- **WHAT YOU NEED TO DO**
All entries are to be quoted exactly; the images stay out of the copy.

- **TASK INPUTS**
■ ■ ■ ■ ■
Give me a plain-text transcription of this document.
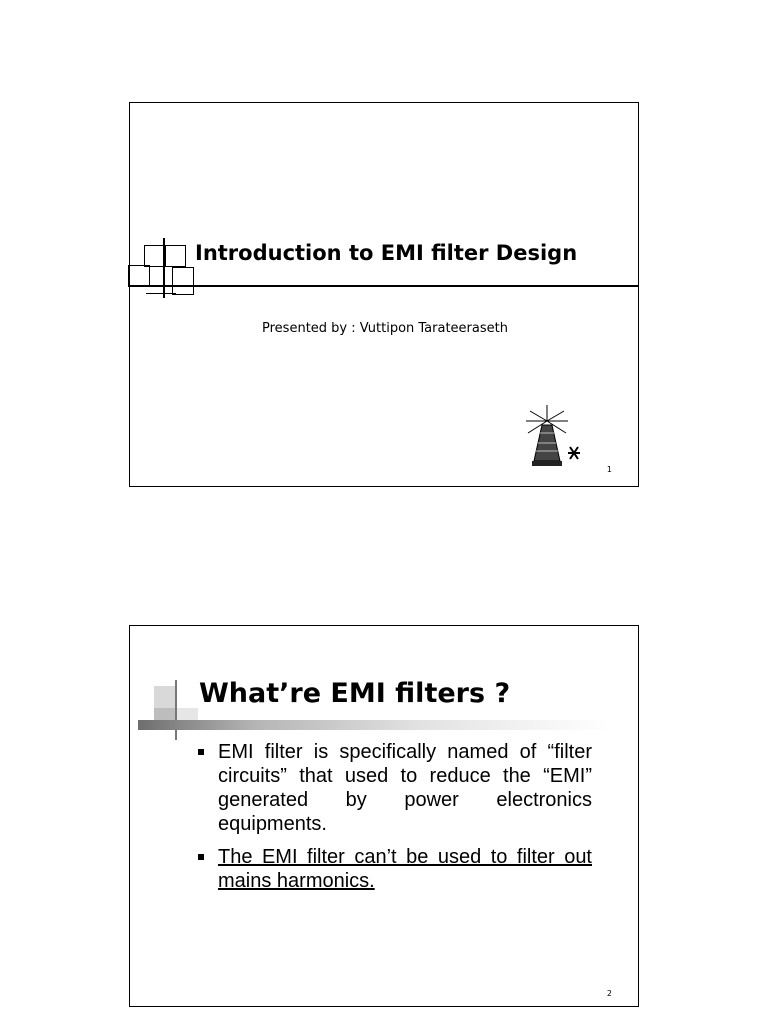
Introduction to EMI filter Design
Presented by : Vuttipon Tarateeraseth
1
What’re EMI filters ?

EMI filter is specifically named of “filter circuits” that used to reduce the “EMI” generated by power electronics equipments.

The EMI filter can’t be used to filter out mains harmonics.

2
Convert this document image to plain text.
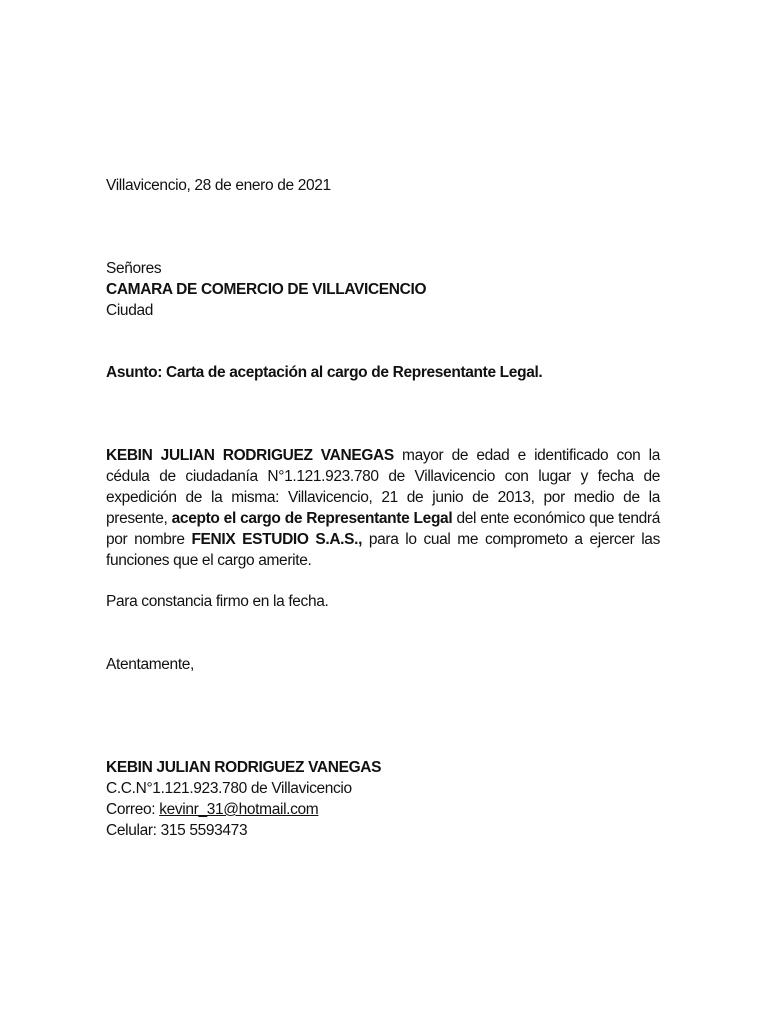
Villavicencio, 28 de enero de 2021
Señores
CAMARA DE COMERCIO DE VILLAVICENCIO
Ciudad
Asunto: Carta de aceptación al cargo de Representante Legal.

KEBIN JULIAN RODRIGUEZ VANEGAS mayor de edad e identificado con la cédula de ciudadanía N°1.121.923.780 de Villavicencio con lugar y fecha de expedición de la misma: Villavicencio, 21 de junio de 2013, por medio de la presente, acepto el cargo de Representante Legal del ente económico que tendrá por nombre FENIX ESTUDIO S.A.S., para lo cual me comprometo a ejercer las funciones que el cargo amerite.

Para constancia firmo en la fecha.
Atentamente,
KEBIN JULIAN RODRIGUEZ VANEGAS
C.C.N°1.121.923.780 de Villavicencio
Correo: kevinr_31@hotmail.com
Celular: 315 5593473
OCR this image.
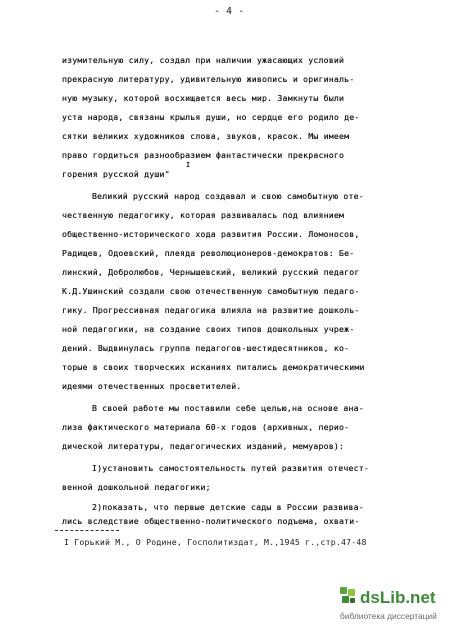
- 4 -
изумительную силу, создал при наличии ужасающих условий
прекрасную литературу, удивительную живопись и оригиналь-
ную музыку, которой восхищается весь мир. Замкнуты были
уста народа, связаны крылья души, но сердце его родило де-
сятки великих художников слова, звуков, красок. Мы имеем
право гордиться разнообразием фантастически прекрасного
горения русской души"
I
Великий русский народ создавал и свою самобытную оте-
чественную педагогику, которая развивалась под влиянием
общественно-исторического хода развития России. Ломоносов,
Радищев, Одоевский, плеяда революционеров-демократов: Бе-
линский, Добролюбов, Чернышевский, великий русский педагог
К.Д.Ушинский создали свою отечественную самобытную педаго-
гику. Прогрессивная педагогика влияла на развитие дошколь-
ной педагогики, на создание своих типов дошкольных учреж-
дений. Выдвинулась группа педагогов-шестидесятников, ко-
торые в своих творческих исканиях питались демократическими
идеями отечественных просветителей.
В своей работе мы поставили себе целью,на основе ана-
лиза фактического материала 60-х годов (архивных, перио-
дической литературы, педагогических изданий, мемуаров):
I)установить самостоятельность путей развития отечест-
венной дошкольной педагогики;
2)показать, что первые детские сады в России развива-
лись вследствие общественно-политического подъема, охвати-
I Горький М., О Родине, Госполитиздат, М.,1945 г.,стр.47-48
dsLib.net
библиотека диссертаций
■ ■ ■ ■ ■
- **COMPLETE RESPONSE**
Give me a plain-text transcription of this document.
Introduction to EMI filter Design
Presented by : Vuttipon Tarateeraseth
1
What’re EMI filters ?

EMI filter is specifically named of “filter circuits” that used to reduce the “EMI” generated by power electronics equipments.

The EMI filter can’t be used to filter out mains harmonics.

2
Convert this document image to plain text.
Villavicencio, 28 de enero de 2021
Señores
CAMARA DE COMERCIO DE VILLAVICENCIO
Ciudad
Asunto: Carta de aceptación al cargo de Representante Legal.

KEBIN JULIAN RODRIGUEZ VANEGAS mayor de edad e identificado con la cédula de ciudadanía N°1.121.923.780 de Villavicencio con lugar y fecha de expedición de la misma: Villavicencio, 21 de junio de 2013, por medio de la presente, acepto el cargo de Representante Legal del ente económico que tendrá por nombre FENIX ESTUDIO S.A.S., para lo cual me comprometo a ejercer las funciones que el cargo amerite.

Para constancia firmo en la fecha.
Atentamente,
KEBIN JULIAN RODRIGUEZ VANEGAS
C.C.N°1.121.923.780 de Villavicencio
Correo: kevinr_31@hotmail.com
Celular: 315 5593473
OCR this image.
- 4 -
изумительную силу, создал при наличии ужасающих условий
прекрасную литературу, удивительную живопись и оригиналь-
ную музыку, которой восхищается весь мир. Замкнуты были
уста народа, связаны крылья души, но сердце его родило де-
сятки великих художников слова, звуков, красок. Мы имеем
право гордиться разнообразием фантастически прекрасного
горения русской души"
I
Великий русский народ создавал и свою самобытную оте-
чественную педагогику, которая развивалась под влиянием
общественно-исторического хода развития России. Ломоносов,
Радищев, Одоевский, плеяда революционеров-демократов: Бе-
линский, Добролюбов, Чернышевский, великий русский педагог
К.Д.Ушинский создали свою отечественную самобытную педаго-
гику. Прогрессивная педагогика влияла на развитие дошколь-
ной педагогики, на создание своих типов дошкольных учреж-
дений. Выдвинулась группа педагогов-шестидесятников, ко-
торые в своих творческих исканиях питались демократическими
идеями отечественных просветителей.
В своей работе мы поставили себе целью,на основе ана-
лиза фактического материала 60-х годов (архивных, перио-
дической литературы, педагогических изданий, мемуаров):
I)установить самостоятельность путей развития отечест-
венной дошкольной педагогики;
2)показать, что первые детские сады в России развива-
лись вследствие общественно-политического подъема, охвати-
I Горький М., О Родине, Госполитиздат, М.,1945 г.,стр.47-48
dsLib.net
библиотека диссертаций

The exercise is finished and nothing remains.